_What is required_
Using the entries that follow, collect the lines where the word "subtitle" appears.

>> START Dataset entries

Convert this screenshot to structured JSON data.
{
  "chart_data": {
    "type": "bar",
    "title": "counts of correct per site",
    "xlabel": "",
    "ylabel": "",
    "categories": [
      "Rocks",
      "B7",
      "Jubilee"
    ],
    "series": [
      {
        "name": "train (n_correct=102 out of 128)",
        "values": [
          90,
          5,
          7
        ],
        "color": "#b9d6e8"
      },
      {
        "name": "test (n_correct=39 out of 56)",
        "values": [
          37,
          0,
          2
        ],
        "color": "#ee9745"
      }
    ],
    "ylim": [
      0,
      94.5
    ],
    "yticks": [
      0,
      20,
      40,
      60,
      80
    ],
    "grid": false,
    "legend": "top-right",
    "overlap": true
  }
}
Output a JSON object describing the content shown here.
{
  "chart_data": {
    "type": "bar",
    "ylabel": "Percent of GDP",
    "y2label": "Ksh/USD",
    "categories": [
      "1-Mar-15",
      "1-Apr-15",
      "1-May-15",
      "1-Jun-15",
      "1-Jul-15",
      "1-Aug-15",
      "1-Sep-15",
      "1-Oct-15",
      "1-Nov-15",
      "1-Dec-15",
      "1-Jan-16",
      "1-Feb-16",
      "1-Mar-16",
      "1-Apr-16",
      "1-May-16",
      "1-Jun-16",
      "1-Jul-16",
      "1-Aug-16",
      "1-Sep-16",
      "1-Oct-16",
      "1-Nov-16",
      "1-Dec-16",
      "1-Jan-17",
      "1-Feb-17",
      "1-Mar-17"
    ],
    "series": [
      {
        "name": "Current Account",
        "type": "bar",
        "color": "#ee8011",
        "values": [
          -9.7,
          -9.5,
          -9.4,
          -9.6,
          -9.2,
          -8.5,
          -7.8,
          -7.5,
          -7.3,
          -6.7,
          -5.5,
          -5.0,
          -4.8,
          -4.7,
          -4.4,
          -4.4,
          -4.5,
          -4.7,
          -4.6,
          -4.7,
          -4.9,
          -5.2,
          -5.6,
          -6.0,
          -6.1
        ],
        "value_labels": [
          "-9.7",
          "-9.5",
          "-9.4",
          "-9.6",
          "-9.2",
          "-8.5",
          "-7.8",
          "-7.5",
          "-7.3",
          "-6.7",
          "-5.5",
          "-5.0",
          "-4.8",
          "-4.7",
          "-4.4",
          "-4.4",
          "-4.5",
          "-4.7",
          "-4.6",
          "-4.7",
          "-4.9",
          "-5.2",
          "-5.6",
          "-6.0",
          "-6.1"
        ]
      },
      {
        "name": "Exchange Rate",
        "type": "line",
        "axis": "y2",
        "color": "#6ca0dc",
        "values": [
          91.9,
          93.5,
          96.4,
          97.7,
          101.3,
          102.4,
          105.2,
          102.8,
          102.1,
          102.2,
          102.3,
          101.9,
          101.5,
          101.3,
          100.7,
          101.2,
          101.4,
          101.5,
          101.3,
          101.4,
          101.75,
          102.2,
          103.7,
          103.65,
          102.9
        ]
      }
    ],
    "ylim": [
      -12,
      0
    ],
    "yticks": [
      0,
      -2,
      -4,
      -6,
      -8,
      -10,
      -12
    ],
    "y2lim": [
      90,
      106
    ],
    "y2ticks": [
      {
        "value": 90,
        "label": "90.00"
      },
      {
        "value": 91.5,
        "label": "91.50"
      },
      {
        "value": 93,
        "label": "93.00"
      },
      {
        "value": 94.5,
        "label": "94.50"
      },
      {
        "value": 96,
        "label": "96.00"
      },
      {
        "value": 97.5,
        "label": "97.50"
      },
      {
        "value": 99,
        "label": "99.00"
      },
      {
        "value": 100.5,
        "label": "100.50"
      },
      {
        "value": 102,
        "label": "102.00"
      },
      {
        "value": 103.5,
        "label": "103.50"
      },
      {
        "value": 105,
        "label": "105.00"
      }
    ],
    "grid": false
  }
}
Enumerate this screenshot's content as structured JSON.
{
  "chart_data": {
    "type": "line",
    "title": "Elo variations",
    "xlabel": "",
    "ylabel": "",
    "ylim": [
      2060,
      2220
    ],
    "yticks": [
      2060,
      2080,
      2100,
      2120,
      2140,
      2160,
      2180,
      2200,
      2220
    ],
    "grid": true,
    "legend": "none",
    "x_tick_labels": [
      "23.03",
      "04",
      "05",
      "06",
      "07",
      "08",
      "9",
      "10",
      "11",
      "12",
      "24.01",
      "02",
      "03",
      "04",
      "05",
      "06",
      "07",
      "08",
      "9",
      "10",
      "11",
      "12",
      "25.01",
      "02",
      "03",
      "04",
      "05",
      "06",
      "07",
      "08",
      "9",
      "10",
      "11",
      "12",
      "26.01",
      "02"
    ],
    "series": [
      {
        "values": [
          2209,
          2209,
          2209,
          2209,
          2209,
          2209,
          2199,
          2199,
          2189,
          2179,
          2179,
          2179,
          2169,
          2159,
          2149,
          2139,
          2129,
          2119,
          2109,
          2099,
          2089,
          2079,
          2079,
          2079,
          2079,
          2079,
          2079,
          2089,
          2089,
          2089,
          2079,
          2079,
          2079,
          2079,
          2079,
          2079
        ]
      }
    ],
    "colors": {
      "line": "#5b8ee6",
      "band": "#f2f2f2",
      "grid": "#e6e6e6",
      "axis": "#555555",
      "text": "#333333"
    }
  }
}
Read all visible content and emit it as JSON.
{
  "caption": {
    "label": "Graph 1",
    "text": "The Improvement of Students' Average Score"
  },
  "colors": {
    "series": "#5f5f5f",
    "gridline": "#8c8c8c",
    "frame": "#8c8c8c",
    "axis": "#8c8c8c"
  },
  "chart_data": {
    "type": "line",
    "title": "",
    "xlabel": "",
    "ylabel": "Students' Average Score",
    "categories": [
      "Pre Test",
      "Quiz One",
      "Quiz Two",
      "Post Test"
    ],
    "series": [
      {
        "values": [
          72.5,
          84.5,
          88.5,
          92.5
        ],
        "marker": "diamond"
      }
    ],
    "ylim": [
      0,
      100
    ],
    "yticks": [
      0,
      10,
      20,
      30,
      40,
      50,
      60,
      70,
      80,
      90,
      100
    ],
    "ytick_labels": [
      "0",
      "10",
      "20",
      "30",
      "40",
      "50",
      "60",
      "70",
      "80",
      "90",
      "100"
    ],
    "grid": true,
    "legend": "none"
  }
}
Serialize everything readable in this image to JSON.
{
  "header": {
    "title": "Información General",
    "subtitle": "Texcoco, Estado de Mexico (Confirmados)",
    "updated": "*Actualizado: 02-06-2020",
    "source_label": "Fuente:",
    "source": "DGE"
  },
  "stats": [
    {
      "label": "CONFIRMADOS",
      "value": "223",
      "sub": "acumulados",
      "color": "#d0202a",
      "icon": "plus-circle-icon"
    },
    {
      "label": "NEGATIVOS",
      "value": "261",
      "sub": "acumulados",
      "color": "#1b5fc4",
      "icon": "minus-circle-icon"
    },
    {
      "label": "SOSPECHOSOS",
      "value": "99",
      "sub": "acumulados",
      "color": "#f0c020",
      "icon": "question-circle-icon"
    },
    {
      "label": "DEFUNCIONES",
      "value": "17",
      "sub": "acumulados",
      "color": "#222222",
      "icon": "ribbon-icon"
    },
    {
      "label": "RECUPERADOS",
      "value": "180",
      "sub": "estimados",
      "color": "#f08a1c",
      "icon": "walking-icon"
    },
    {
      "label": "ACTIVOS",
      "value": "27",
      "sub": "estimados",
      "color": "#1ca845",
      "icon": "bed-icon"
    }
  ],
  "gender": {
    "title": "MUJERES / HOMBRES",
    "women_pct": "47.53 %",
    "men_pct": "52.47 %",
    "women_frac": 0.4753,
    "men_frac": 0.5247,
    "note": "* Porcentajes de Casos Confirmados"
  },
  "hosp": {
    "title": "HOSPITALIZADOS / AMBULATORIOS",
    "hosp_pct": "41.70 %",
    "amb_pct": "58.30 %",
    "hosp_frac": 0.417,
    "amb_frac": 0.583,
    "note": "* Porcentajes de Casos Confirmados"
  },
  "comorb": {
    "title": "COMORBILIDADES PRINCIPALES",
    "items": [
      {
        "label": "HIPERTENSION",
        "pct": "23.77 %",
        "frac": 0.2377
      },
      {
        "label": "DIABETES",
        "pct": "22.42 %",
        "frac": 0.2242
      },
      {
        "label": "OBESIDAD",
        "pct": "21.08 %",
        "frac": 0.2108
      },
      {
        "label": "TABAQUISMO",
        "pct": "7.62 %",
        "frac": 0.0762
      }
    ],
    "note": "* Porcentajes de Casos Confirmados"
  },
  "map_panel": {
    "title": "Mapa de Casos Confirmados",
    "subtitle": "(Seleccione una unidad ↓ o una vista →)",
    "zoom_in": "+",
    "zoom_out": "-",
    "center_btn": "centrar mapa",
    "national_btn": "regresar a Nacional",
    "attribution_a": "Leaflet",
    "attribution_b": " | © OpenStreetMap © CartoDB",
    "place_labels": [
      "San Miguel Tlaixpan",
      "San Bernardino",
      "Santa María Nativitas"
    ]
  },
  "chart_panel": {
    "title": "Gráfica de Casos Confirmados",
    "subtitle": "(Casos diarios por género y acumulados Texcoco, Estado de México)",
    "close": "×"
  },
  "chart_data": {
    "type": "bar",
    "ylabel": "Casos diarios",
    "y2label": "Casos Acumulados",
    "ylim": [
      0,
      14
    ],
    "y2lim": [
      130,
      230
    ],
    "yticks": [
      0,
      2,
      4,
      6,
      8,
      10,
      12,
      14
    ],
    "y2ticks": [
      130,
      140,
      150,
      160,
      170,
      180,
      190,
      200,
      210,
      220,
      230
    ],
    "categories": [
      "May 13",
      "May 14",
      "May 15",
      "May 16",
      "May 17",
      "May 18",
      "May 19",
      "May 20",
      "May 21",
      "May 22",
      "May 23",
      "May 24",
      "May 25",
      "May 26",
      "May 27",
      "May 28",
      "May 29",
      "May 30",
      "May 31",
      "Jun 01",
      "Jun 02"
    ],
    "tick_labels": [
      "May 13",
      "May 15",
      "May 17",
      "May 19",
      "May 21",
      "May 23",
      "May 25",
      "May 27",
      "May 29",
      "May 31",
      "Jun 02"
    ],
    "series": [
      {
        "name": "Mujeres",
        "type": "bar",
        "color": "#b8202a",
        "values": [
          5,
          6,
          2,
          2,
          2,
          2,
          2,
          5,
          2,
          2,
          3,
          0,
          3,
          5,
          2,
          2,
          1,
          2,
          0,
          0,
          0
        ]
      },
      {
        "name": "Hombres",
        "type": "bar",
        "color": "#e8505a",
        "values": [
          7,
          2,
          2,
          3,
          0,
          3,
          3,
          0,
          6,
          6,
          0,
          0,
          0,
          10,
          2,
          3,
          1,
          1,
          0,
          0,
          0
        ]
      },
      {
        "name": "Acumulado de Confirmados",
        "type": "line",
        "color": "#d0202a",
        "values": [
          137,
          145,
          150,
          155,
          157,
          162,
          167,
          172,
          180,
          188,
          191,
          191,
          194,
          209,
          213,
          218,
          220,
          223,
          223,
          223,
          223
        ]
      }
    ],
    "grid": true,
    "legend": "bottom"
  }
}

>> END Dataset entries

_Worked answer_
    "subtitle": "Texcoco, Estado de Mexico (Confirmados)",
    "subtitle": "(Seleccione una unidad ↓ o una vista →)",
    "subtitle": "(Casos diarios por género y acumulados Texcoco, Estado de México)",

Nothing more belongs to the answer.